Directions
Identify, in the records below, every line where the string "essential" appears, and copy each such line.

Data excerpts
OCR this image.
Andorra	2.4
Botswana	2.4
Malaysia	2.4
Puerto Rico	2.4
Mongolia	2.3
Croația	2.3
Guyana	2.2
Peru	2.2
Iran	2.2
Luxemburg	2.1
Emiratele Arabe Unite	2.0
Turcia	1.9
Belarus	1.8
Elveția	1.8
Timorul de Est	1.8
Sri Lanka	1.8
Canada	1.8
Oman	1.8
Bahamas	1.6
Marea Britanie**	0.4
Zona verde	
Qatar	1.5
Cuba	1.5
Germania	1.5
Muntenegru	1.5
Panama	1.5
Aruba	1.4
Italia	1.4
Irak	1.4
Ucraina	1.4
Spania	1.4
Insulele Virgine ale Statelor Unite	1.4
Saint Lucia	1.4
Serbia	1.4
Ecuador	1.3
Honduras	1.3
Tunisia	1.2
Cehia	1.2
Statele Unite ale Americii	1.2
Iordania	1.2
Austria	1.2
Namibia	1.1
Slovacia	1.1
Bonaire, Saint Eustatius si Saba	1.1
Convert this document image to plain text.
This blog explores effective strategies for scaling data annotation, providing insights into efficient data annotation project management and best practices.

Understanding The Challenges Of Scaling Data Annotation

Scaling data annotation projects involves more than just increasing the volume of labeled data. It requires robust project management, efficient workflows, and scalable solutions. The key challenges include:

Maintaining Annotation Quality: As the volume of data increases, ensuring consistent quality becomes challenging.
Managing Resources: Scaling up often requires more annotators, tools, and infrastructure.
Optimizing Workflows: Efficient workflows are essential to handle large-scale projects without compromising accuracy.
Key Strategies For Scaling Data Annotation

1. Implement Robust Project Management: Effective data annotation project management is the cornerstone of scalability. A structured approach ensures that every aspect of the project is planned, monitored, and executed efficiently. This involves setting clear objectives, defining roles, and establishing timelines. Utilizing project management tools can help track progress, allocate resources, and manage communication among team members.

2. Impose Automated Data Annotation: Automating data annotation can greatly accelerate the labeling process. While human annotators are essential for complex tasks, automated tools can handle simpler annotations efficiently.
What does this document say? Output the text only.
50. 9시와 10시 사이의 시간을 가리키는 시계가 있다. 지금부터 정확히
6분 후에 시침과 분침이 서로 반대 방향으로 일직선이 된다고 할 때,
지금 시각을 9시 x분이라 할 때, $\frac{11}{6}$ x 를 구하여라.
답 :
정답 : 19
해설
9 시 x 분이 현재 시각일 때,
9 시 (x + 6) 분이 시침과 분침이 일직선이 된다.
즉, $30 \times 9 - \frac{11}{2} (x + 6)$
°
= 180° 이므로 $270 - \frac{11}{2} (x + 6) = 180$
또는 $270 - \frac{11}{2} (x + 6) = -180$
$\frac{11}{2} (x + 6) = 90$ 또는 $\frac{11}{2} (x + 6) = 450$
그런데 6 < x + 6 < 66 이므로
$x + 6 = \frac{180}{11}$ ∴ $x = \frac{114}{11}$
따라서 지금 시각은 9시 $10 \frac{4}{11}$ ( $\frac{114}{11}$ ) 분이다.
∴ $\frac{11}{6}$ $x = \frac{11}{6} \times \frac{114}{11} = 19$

Response to this exercise
Optimizing Workflows: Efficient workflows are essential to handle large-scale projects without compromising accuracy.
2. Impose Automated Data Annotation: Automating data annotation can greatly accelerate the labeling process. While human annotators are essential for complex tasks, automated tools can handle simpler annotations efficiently.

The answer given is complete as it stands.